Exercise aim ▸ Copy out the data exactly, leaving the pictures behind.

[Figure data in JSON]

# # # # # # #

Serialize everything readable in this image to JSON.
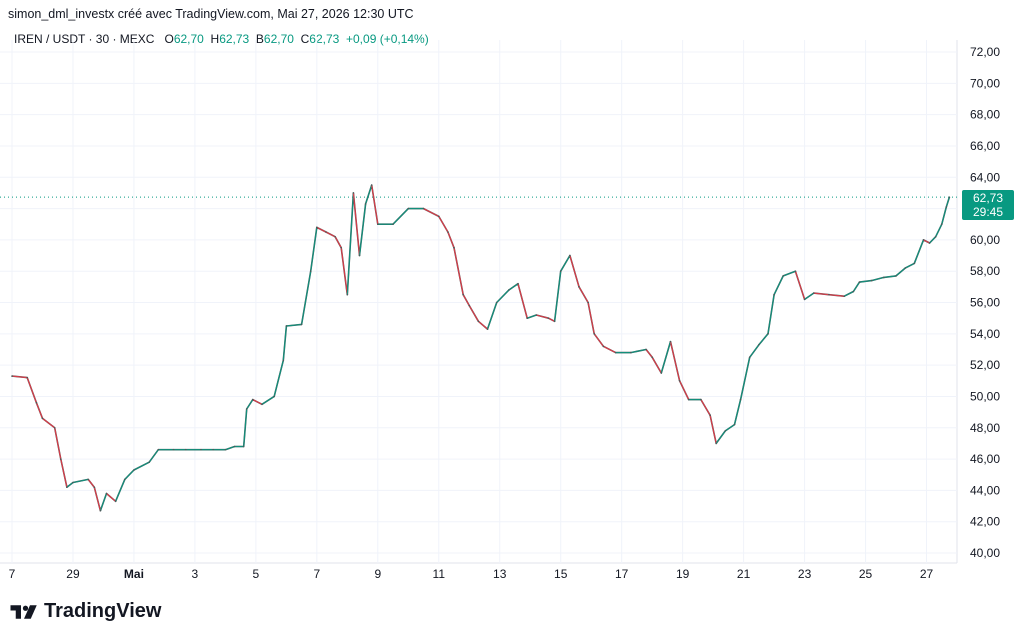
{
  "header": {
    "attribution": "simon_dml_investx créé avec TradingView.com, Mai 27, 2026 12:30 UTC"
  },
  "legend": {
    "symbol": "IREN / USDT · 30 · MEXC",
    "open_label": "O",
    "open": "62,70",
    "high_label": "H",
    "high": "62,73",
    "low_label": "B",
    "low": "62,70",
    "close_label": "C",
    "close": "62,73",
    "change": "+0,09 (+0,14%)"
  },
  "price_tag": {
    "price": "62,73",
    "countdown": "29:45"
  },
  "colors": {
    "up": "#089981",
    "down": "#f23645",
    "grid": "#f0f3fa",
    "text": "#131722"
  },
  "footer": {
    "brand": "TradingView",
    "icon": "tradingview-logo-icon"
  },
  "chart_data": {
    "type": "line",
    "ylim": [
      39,
      73
    ],
    "xlim": [
      0,
      31
    ],
    "last_price": 62.73,
    "y_ticks": [
      {
        "v": 40,
        "label": "40,00"
      },
      {
        "v": 42,
        "label": "42,00"
      },
      {
        "v": 44,
        "label": "44,00"
      },
      {
        "v": 46,
        "label": "46,00"
      },
      {
        "v": 48,
        "label": "48,00"
      },
      {
        "v": 50,
        "label": "50,00"
      },
      {
        "v": 52,
        "label": "52,00"
      },
      {
        "v": 54,
        "label": "54,00"
      },
      {
        "v": 56,
        "label": "56,00"
      },
      {
        "v": 58,
        "label": "58,00"
      },
      {
        "v": 60,
        "label": "60,00"
      },
      {
        "v": 62,
        "label": "62,00"
      },
      {
        "v": 64,
        "label": "64,00"
      },
      {
        "v": 66,
        "label": "66,00"
      },
      {
        "v": 68,
        "label": "68,00"
      },
      {
        "v": 70,
        "label": "70,00"
      },
      {
        "v": 72,
        "label": "72,00"
      }
    ],
    "x_ticks": [
      {
        "t": 0,
        "label": "7"
      },
      {
        "t": 2,
        "label": "29"
      },
      {
        "t": 4,
        "label": "Mai"
      },
      {
        "t": 6,
        "label": "3"
      },
      {
        "t": 8,
        "label": "5"
      },
      {
        "t": 10,
        "label": "7"
      },
      {
        "t": 12,
        "label": "9"
      },
      {
        "t": 14,
        "label": "11"
      },
      {
        "t": 16,
        "label": "13"
      },
      {
        "t": 18,
        "label": "15"
      },
      {
        "t": 20,
        "label": "17"
      },
      {
        "t": 22,
        "label": "19"
      },
      {
        "t": 24,
        "label": "21"
      },
      {
        "t": 26,
        "label": "23"
      },
      {
        "t": 28,
        "label": "25"
      },
      {
        "t": 30,
        "label": "27"
      }
    ],
    "series": [
      {
        "values": [
          [
            0,
            51.3
          ],
          [
            0.5,
            51.2
          ],
          [
            0.8,
            49.6
          ],
          [
            1.0,
            48.6
          ],
          [
            1.4,
            48.0
          ],
          [
            1.6,
            46.0
          ],
          [
            1.8,
            44.2
          ],
          [
            2.0,
            44.5
          ],
          [
            2.5,
            44.7
          ],
          [
            2.7,
            44.2
          ],
          [
            2.9,
            42.7
          ],
          [
            3.1,
            43.8
          ],
          [
            3.4,
            43.3
          ],
          [
            3.7,
            44.7
          ],
          [
            4.0,
            45.3
          ],
          [
            4.5,
            45.8
          ],
          [
            4.8,
            46.6
          ],
          [
            5.3,
            46.6
          ],
          [
            5.7,
            46.6
          ],
          [
            6.2,
            46.6
          ],
          [
            6.6,
            46.6
          ],
          [
            7.0,
            46.6
          ],
          [
            7.3,
            46.8
          ],
          [
            7.6,
            46.8
          ],
          [
            7.7,
            49.2
          ],
          [
            7.9,
            49.8
          ],
          [
            8.2,
            49.5
          ],
          [
            8.6,
            50.0
          ],
          [
            8.9,
            52.3
          ],
          [
            9.0,
            54.5
          ],
          [
            9.5,
            54.6
          ],
          [
            9.8,
            58.0
          ],
          [
            10.0,
            60.8
          ],
          [
            10.3,
            60.5
          ],
          [
            10.6,
            60.2
          ],
          [
            10.8,
            59.5
          ],
          [
            11.0,
            56.5
          ],
          [
            11.2,
            63.0
          ],
          [
            11.4,
            59.0
          ],
          [
            11.6,
            62.3
          ],
          [
            11.8,
            63.5
          ],
          [
            12.0,
            61.0
          ],
          [
            12.5,
            61.0
          ],
          [
            13.0,
            62.0
          ],
          [
            13.5,
            62.0
          ],
          [
            14.0,
            61.5
          ],
          [
            14.3,
            60.5
          ],
          [
            14.5,
            59.5
          ],
          [
            14.8,
            56.5
          ],
          [
            15.0,
            55.8
          ],
          [
            15.3,
            54.8
          ],
          [
            15.6,
            54.3
          ],
          [
            15.9,
            56.0
          ],
          [
            16.3,
            56.8
          ],
          [
            16.6,
            57.2
          ],
          [
            16.9,
            55.0
          ],
          [
            17.2,
            55.2
          ],
          [
            17.6,
            55.0
          ],
          [
            17.8,
            54.8
          ],
          [
            18.0,
            58.0
          ],
          [
            18.3,
            59.0
          ],
          [
            18.6,
            57.0
          ],
          [
            18.9,
            56.0
          ],
          [
            19.1,
            54.0
          ],
          [
            19.4,
            53.2
          ],
          [
            19.8,
            52.8
          ],
          [
            20.3,
            52.8
          ],
          [
            20.8,
            53.0
          ],
          [
            21.0,
            52.5
          ],
          [
            21.3,
            51.5
          ],
          [
            21.6,
            53.5
          ],
          [
            21.9,
            51.0
          ],
          [
            22.2,
            49.8
          ],
          [
            22.6,
            49.8
          ],
          [
            22.9,
            48.8
          ],
          [
            23.1,
            47.0
          ],
          [
            23.4,
            47.8
          ],
          [
            23.7,
            48.2
          ],
          [
            23.9,
            49.8
          ],
          [
            24.2,
            52.5
          ],
          [
            24.5,
            53.3
          ],
          [
            24.8,
            54.0
          ],
          [
            25.0,
            56.5
          ],
          [
            25.3,
            57.7
          ],
          [
            25.7,
            58.0
          ],
          [
            26.0,
            56.2
          ],
          [
            26.3,
            56.6
          ],
          [
            26.8,
            56.5
          ],
          [
            27.3,
            56.4
          ],
          [
            27.6,
            56.7
          ],
          [
            27.8,
            57.3
          ],
          [
            28.2,
            57.4
          ],
          [
            28.6,
            57.6
          ],
          [
            29.0,
            57.7
          ],
          [
            29.3,
            58.2
          ],
          [
            29.6,
            58.5
          ],
          [
            29.9,
            60.0
          ],
          [
            30.1,
            59.8
          ],
          [
            30.3,
            60.2
          ],
          [
            30.5,
            61.0
          ],
          [
            30.65,
            62.1
          ],
          [
            30.75,
            62.73
          ]
        ]
      }
    ]
  }
}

# # # # # # #

Result ▸
Serialize everything readable in this image to JSON.
{
  "header": {
    "attribution": "simon_dml_investx créé avec TradingView.com, Mai 27, 2026 12:30 UTC"
  },
  "legend": {
    "symbol": "IREN / USDT · 30 · MEXC",
    "open_label": "O",
    "open": "62,70",
    "high_label": "H",
    "high": "62,73",
    "low_label": "B",
    "low": "62,70",
    "close_label": "C",
    "close": "62,73",
    "change": "+0,09 (+0,14%)"
  },
  "price_tag": {
    "price": "62,73",
    "countdown": "29:45"
  },
  "colors": {
    "up": "#089981",
    "down": "#f23645",
    "grid": "#f0f3fa",
    "text": "#131722"
  },
  "footer": {
    "brand": "TradingView",
    "icon": "tradingview-logo-icon"
  },
  "chart_data": {
    "type": "line",
    "ylim": [
      39,
      73
    ],
    "xlim": [
      0,
      31
    ],
    "last_price": 62.73,
    "y_ticks": [
      {
        "v": 40,
        "label": "40,00"
      },
      {
        "v": 42,
        "label": "42,00"
      },
      {
        "v": 44,
        "label": "44,00"
      },
      {
        "v": 46,
        "label": "46,00"
      },
      {
        "v": 48,
        "label": "48,00"
      },
      {
        "v": 50,
        "label": "50,00"
      },
      {
        "v": 52,
        "label": "52,00"
      },
      {
        "v": 54,
        "label": "54,00"
      },
      {
        "v": 56,
        "label": "56,00"
      },
      {
        "v": 58,
        "label": "58,00"
      },
      {
        "v": 60,
        "label": "60,00"
      },
      {
        "v": 62,
        "label": "62,00"
      },
      {
        "v": 64,
        "label": "64,00"
      },
      {
        "v": 66,
        "label": "66,00"
      },
      {
        "v": 68,
        "label": "68,00"
      },
      {
        "v": 70,
        "label": "70,00"
      },
      {
        "v": 72,
        "label": "72,00"
      }
    ],
    "x_ticks": [
      {
        "t": 0,
        "label": "7"
      },
      {
        "t": 2,
        "label": "29"
      },
      {
        "t": 4,
        "label": "Mai"
      },
      {
        "t": 6,
        "label": "3"
      },
      {
        "t": 8,
        "label": "5"
      },
      {
        "t": 10,
        "label": "7"
      },
      {
        "t": 12,
        "label": "9"
      },
      {
        "t": 14,
        "label": "11"
      },
      {
        "t": 16,
        "label": "13"
      },
      {
        "t": 18,
        "label": "15"
      },
      {
        "t": 20,
        "label": "17"
      },
      {
        "t": 22,
        "label": "19"
      },
      {
        "t": 24,
        "label": "21"
      },
      {
        "t": 26,
        "label": "23"
      },
      {
        "t": 28,
        "label": "25"
      },
      {
        "t": 30,
        "label": "27"
      }
    ],
    "series": [
      {
        "values": [
          [
            0,
            51.3
          ],
          [
            0.5,
            51.2
          ],
          [
            0.8,
            49.6
          ],
          [
            1.0,
            48.6
          ],
          [
            1.4,
            48.0
          ],
          [
            1.6,
            46.0
          ],
          [
            1.8,
            44.2
          ],
          [
            2.0,
            44.5
          ],
          [
            2.5,
            44.7
          ],
          [
            2.7,
            44.2
          ],
          [
            2.9,
            42.7
          ],
          [
            3.1,
            43.8
          ],
          [
            3.4,
            43.3
          ],
          [
            3.7,
            44.7
          ],
          [
            4.0,
            45.3
          ],
          [
            4.5,
            45.8
          ],
          [
            4.8,
            46.6
          ],
          [
            5.3,
            46.6
          ],
          [
            5.7,
            46.6
          ],
          [
            6.2,
            46.6
          ],
          [
            6.6,
            46.6
          ],
          [
            7.0,
            46.6
          ],
          [
            7.3,
            46.8
          ],
          [
            7.6,
            46.8
          ],
          [
            7.7,
            49.2
          ],
          [
            7.9,
            49.8
          ],
          [
            8.2,
            49.5
          ],
          [
            8.6,
            50.0
          ],
          [
            8.9,
            52.3
          ],
          [
            9.0,
            54.5
          ],
          [
            9.5,
            54.6
          ],
          [
            9.8,
            58.0
          ],
          [
            10.0,
            60.8
          ],
          [
            10.3,
            60.5
          ],
          [
            10.6,
            60.2
          ],
          [
            10.8,
            59.5
          ],
          [
            11.0,
            56.5
          ],
          [
            11.2,
            63.0
          ],
          [
            11.4,
            59.0
          ],
          [
            11.6,
            62.3
          ],
          [
            11.8,
            63.5
          ],
          [
            12.0,
            61.0
          ],
          [
            12.5,
            61.0
          ],
          [
            13.0,
            62.0
          ],
          [
            13.5,
            62.0
          ],
          [
            14.0,
            61.5
          ],
          [
            14.3,
            60.5
          ],
          [
            14.5,
            59.5
          ],
          [
            14.8,
            56.5
          ],
          [
            15.0,
            55.8
          ],
          [
            15.3,
            54.8
          ],
          [
            15.6,
            54.3
          ],
          [
            15.9,
            56.0
          ],
          [
            16.3,
            56.8
          ],
          [
            16.6,
            57.2
          ],
          [
            16.9,
            55.0
          ],
          [
            17.2,
            55.2
          ],
          [
            17.6,
            55.0
          ],
          [
            17.8,
            54.8
          ],
          [
            18.0,
            58.0
          ],
          [
            18.3,
            59.0
          ],
          [
            18.6,
            57.0
          ],
          [
            18.9,
            56.0
          ],
          [
            19.1,
            54.0
          ],
          [
            19.4,
            53.2
          ],
          [
            19.8,
            52.8
          ],
          [
            20.3,
            52.8
          ],
          [
            20.8,
            53.0
          ],
          [
            21.0,
            52.5
          ],
          [
            21.3,
            51.5
          ],
          [
            21.6,
            53.5
          ],
          [
            21.9,
            51.0
          ],
          [
            22.2,
            49.8
          ],
          [
            22.6,
            49.8
          ],
          [
            22.9,
            48.8
          ],
          [
            23.1,
            47.0
          ],
          [
            23.4,
            47.8
          ],
          [
            23.7,
            48.2
          ],
          [
            23.9,
            49.8
          ],
          [
            24.2,
            52.5
          ],
          [
            24.5,
            53.3
          ],
          [
            24.8,
            54.0
          ],
          [
            25.0,
            56.5
          ],
          [
            25.3,
            57.7
          ],
          [
            25.7,
            58.0
          ],
          [
            26.0,
            56.2
          ],
          [
            26.3,
            56.6
          ],
          [
            26.8,
            56.5
          ],
          [
            27.3,
            56.4
          ],
          [
            27.6,
            56.7
          ],
          [
            27.8,
            57.3
          ],
          [
            28.2,
            57.4
          ],
          [
            28.6,
            57.6
          ],
          [
            29.0,
            57.7
          ],
          [
            29.3,
            58.2
          ],
          [
            29.6,
            58.5
          ],
          [
            29.9,
            60.0
          ],
          [
            30.1,
            59.8
          ],
          [
            30.3,
            60.2
          ],
          [
            30.5,
            61.0
          ],
          [
            30.65,
            62.1
          ],
          [
            30.75,
            62.73
          ]
        ]
      }
    ]
  }
}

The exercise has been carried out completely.